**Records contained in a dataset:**
————————
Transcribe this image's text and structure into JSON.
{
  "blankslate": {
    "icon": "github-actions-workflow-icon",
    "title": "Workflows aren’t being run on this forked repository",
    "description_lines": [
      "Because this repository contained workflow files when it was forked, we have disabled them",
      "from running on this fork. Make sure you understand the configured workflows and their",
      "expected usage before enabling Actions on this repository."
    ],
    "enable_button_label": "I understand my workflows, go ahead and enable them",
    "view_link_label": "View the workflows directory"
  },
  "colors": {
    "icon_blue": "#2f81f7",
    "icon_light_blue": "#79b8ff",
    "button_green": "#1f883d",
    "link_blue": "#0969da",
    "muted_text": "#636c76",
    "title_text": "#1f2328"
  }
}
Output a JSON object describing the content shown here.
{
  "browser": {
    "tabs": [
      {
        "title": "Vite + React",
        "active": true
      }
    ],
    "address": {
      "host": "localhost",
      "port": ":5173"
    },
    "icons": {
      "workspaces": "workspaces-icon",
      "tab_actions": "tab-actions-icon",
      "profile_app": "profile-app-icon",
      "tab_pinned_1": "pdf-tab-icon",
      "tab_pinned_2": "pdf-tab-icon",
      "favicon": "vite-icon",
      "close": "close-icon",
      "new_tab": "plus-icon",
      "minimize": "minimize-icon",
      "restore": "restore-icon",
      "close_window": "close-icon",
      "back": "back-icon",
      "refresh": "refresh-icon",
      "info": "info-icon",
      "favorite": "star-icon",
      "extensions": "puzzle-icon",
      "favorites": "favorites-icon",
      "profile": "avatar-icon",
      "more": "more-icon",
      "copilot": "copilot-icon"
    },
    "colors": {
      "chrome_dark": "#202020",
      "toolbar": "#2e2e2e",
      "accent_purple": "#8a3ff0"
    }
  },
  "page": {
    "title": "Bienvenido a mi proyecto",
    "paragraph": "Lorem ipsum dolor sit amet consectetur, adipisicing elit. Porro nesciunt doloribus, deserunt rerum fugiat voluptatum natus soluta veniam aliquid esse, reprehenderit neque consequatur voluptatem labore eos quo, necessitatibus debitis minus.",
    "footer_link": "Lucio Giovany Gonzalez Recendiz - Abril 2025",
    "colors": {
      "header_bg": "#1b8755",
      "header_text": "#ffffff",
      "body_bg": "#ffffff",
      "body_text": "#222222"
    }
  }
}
————————
**Aim:** Look over the listing above. Pick out and copy every line that includes "close".

**Reply:**
      "close": "close-icon",
      "close_window": "close-icon",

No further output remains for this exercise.